Exactly as written, please set down all of the entries again, with no pictures.

........

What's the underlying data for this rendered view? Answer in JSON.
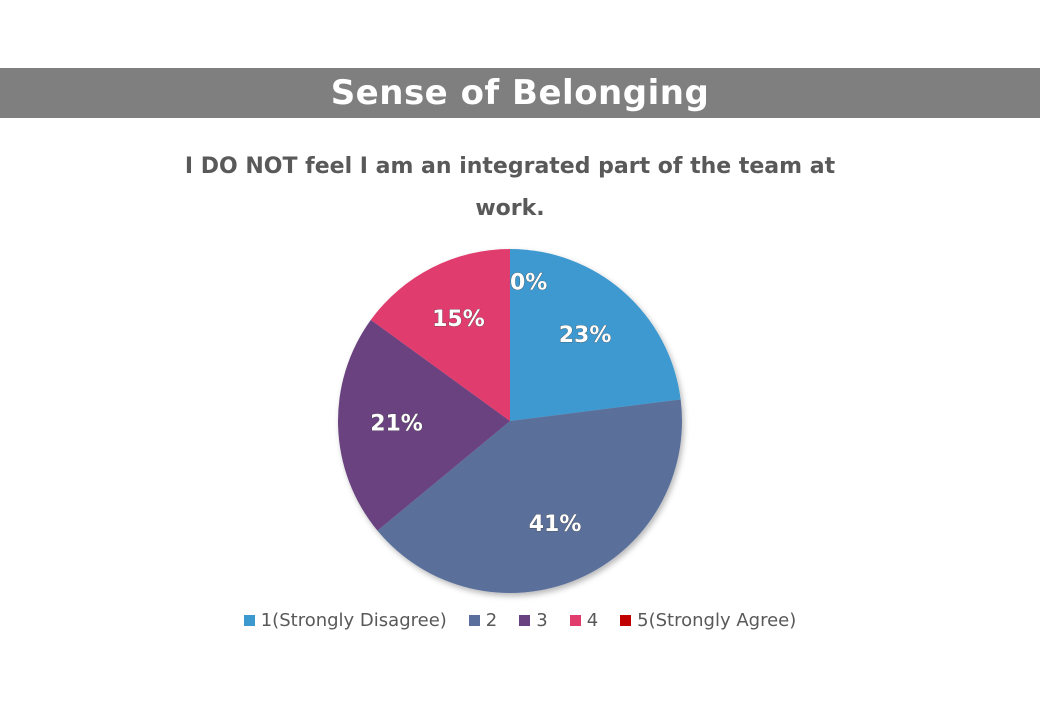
{
  "header": {
    "title": "Sense of Belonging"
  },
  "chart_data": {
    "type": "pie",
    "title": "I DO NOT feel I am an integrated part of the team at work.",
    "categories": [
      "1(Strongly Disagree)",
      "2",
      "3",
      "4",
      "5(Strongly Agree)"
    ],
    "values": [
      23,
      41,
      21,
      15,
      0
    ],
    "labels": [
      "23%",
      "41%",
      "21%",
      "15%",
      "0%"
    ],
    "colors": [
      "#3c99cf",
      "#5a6f9b",
      "#6b4280",
      "#e03d6e",
      "#c00000"
    ],
    "legend": "bottom"
  }
}
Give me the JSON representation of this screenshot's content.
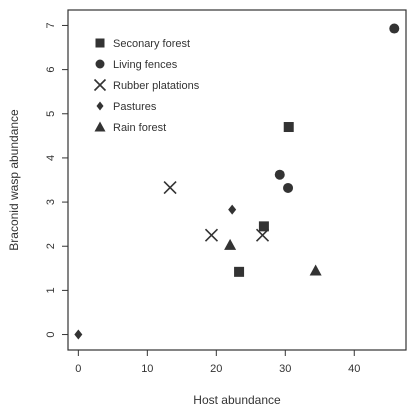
{
  "chart_data": {
    "type": "scatter",
    "title": "",
    "xlabel": "Host abundance",
    "ylabel": "Braconid wasp abundance",
    "xlim": [
      -1.5,
      47.5
    ],
    "ylim": [
      -0.35,
      7.35
    ],
    "xticks": [
      0,
      10,
      20,
      30,
      40
    ],
    "yticks": [
      0,
      1,
      2,
      3,
      4,
      5,
      6,
      7
    ],
    "grid": false,
    "legend_position": "top-left",
    "series": [
      {
        "name": "Seconary forest",
        "marker": "square",
        "x": [
          30.5,
          26.9,
          23.3
        ],
        "y": [
          4.7,
          2.45,
          1.42
        ]
      },
      {
        "name": "Living fences",
        "marker": "circle",
        "x": [
          45.8,
          29.2,
          30.4
        ],
        "y": [
          6.93,
          3.62,
          3.32
        ]
      },
      {
        "name": "Rubber platations",
        "marker": "x",
        "x": [
          13.3,
          19.3,
          26.7
        ],
        "y": [
          3.33,
          2.25,
          2.25
        ]
      },
      {
        "name": "Pastures",
        "marker": "diamond",
        "x": [
          22.3,
          0.0
        ],
        "y": [
          2.83,
          0.0
        ]
      },
      {
        "name": "Rain forest",
        "marker": "triangle",
        "x": [
          22.0,
          34.4
        ],
        "y": [
          2.03,
          1.45
        ]
      }
    ]
  }
}
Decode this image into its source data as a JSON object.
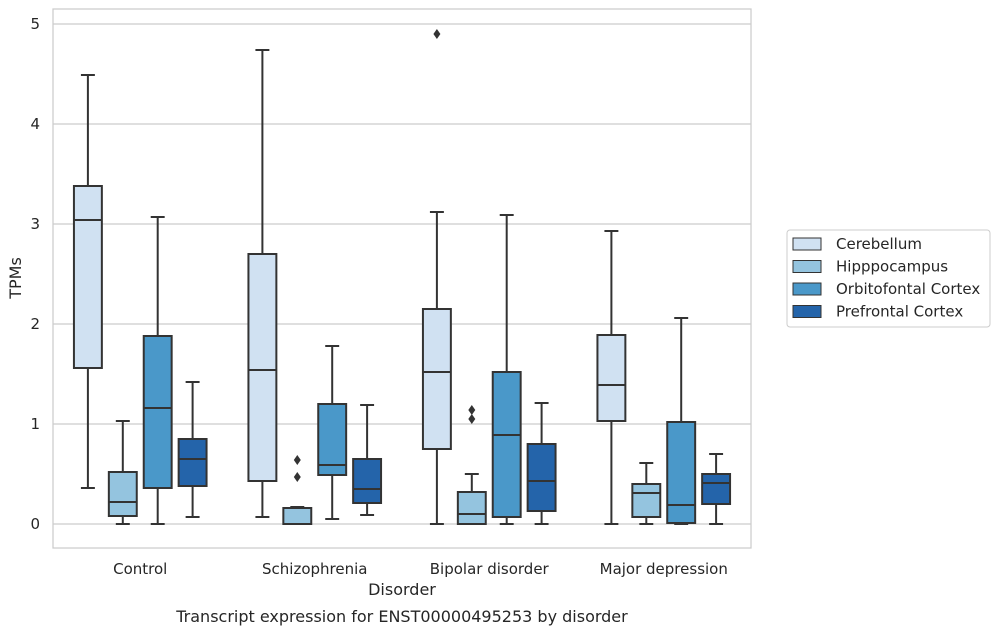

........

• **Reply to the exercise**
What's the underlying data for this rendered view? Answer in JSON.
{
  "header": {
    "title": "Sense of Belonging"
  },
  "chart_data": {
    "type": "pie",
    "title": "I DO NOT feel I am an integrated part of the team at work.",
    "categories": [
      "1(Strongly Disagree)",
      "2",
      "3",
      "4",
      "5(Strongly Agree)"
    ],
    "values": [
      23,
      41,
      21,
      15,
      0
    ],
    "labels": [
      "23%",
      "41%",
      "21%",
      "15%",
      "0%"
    ],
    "colors": [
      "#3c99cf",
      "#5a6f9b",
      "#6b4280",
      "#e03d6e",
      "#c00000"
    ],
    "legend": "bottom"
  }
}
Give me the JSON representation of this screenshot's content.
{
  "chart_data": {
    "type": "scatter",
    "title": "",
    "xlabel": "Host abundance",
    "ylabel": "Braconid wasp abundance",
    "xlim": [
      -1.5,
      47.5
    ],
    "ylim": [
      -0.35,
      7.35
    ],
    "xticks": [
      0,
      10,
      20,
      30,
      40
    ],
    "yticks": [
      0,
      1,
      2,
      3,
      4,
      5,
      6,
      7
    ],
    "grid": false,
    "legend_position": "top-left",
    "series": [
      {
        "name": "Seconary forest",
        "marker": "square",
        "x": [
          30.5,
          26.9,
          23.3
        ],
        "y": [
          4.7,
          2.45,
          1.42
        ]
      },
      {
        "name": "Living fences",
        "marker": "circle",
        "x": [
          45.8,
          29.2,
          30.4
        ],
        "y": [
          6.93,
          3.62,
          3.32
        ]
      },
      {
        "name": "Rubber platations",
        "marker": "x",
        "x": [
          13.3,
          19.3,
          26.7
        ],
        "y": [
          3.33,
          2.25,
          2.25
        ]
      },
      {
        "name": "Pastures",
        "marker": "diamond",
        "x": [
          22.3,
          0.0
        ],
        "y": [
          2.83,
          0.0
        ]
      },
      {
        "name": "Rain forest",
        "marker": "triangle",
        "x": [
          22.0,
          34.4
        ],
        "y": [
          2.03,
          1.45
        ]
      }
    ]
  }
}
Decode this image into its source data as a JSON object.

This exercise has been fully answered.